──────── Recorded data

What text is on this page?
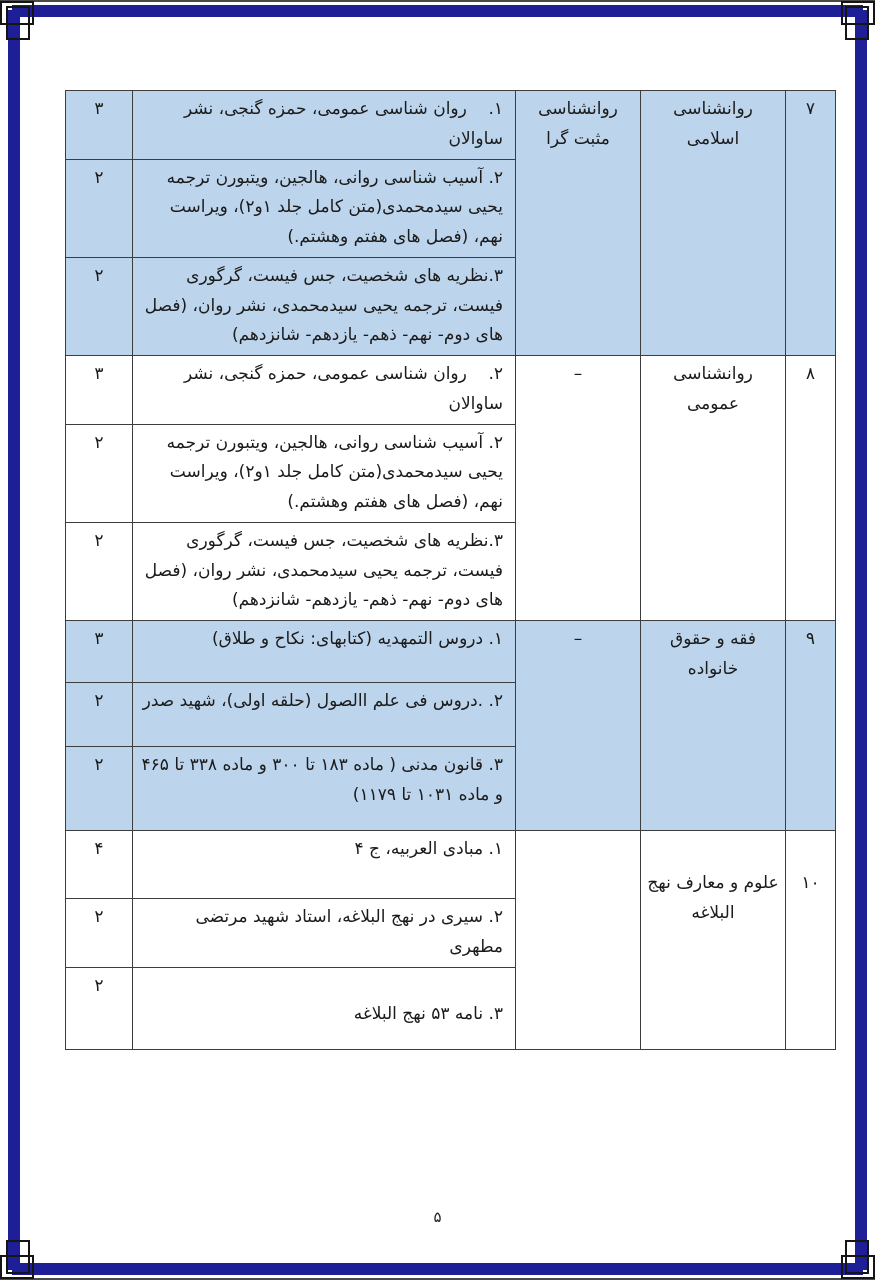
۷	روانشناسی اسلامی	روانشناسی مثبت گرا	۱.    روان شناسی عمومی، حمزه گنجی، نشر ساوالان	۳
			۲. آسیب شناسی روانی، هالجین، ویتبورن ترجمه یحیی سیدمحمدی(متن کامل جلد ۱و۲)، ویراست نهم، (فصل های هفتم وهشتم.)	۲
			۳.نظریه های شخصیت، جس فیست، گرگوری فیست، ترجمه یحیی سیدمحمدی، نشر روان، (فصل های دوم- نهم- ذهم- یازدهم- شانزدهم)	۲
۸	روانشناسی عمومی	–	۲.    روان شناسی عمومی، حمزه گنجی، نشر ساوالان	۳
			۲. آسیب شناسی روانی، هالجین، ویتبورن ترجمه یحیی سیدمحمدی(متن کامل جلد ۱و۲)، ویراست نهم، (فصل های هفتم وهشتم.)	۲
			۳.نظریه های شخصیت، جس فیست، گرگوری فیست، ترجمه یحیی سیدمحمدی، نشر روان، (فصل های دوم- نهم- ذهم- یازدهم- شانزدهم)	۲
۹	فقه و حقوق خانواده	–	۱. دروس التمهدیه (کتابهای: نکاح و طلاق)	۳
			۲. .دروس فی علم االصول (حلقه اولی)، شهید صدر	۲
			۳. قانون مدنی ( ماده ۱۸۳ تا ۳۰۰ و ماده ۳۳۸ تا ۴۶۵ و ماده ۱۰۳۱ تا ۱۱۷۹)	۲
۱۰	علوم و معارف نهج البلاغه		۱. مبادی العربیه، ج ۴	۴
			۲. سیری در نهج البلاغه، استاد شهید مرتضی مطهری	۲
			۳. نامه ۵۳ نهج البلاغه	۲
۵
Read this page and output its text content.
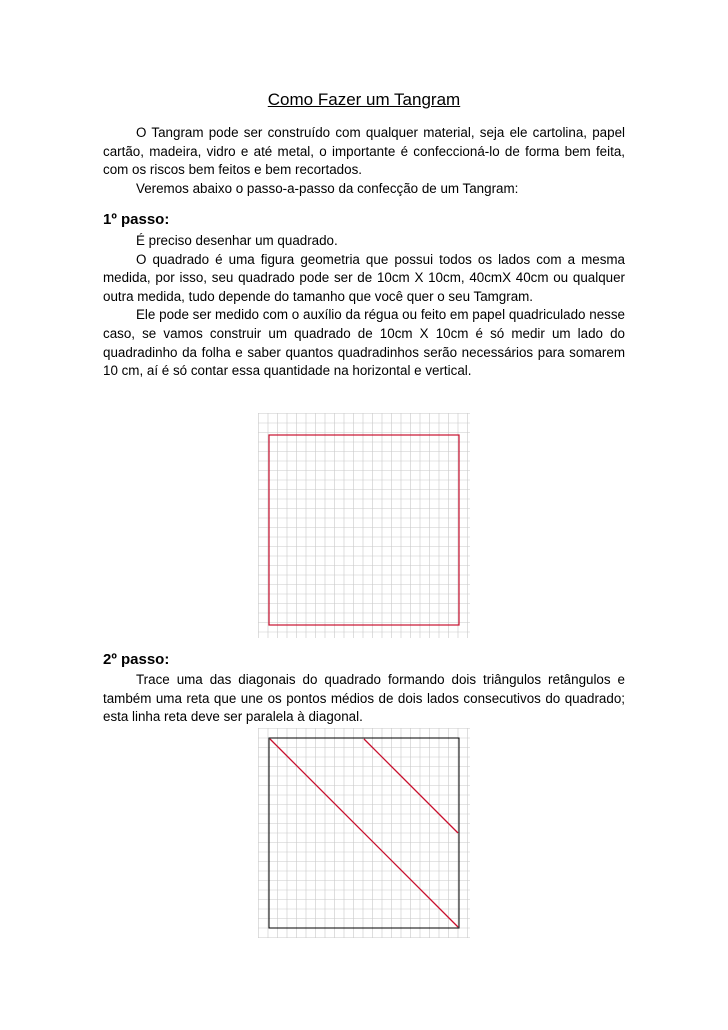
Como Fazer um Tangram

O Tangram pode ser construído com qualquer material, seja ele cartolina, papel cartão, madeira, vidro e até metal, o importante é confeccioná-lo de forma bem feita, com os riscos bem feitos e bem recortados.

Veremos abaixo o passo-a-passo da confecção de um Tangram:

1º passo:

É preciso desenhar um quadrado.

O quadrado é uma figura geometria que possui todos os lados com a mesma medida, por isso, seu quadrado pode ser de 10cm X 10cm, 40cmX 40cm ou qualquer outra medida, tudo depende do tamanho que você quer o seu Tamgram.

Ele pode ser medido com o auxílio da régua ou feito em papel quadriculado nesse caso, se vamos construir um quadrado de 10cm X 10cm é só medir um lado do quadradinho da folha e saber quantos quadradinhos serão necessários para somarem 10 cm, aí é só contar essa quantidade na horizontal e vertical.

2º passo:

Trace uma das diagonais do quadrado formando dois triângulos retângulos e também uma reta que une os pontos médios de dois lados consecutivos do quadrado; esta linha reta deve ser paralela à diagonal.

────────────────

◆ **Brief**
Copy out the lines that hold "passo".

◆ **Result for this task**
Veremos abaixo o passo-a-passo da confecção de um Tangram:
1º passo:
2º passo:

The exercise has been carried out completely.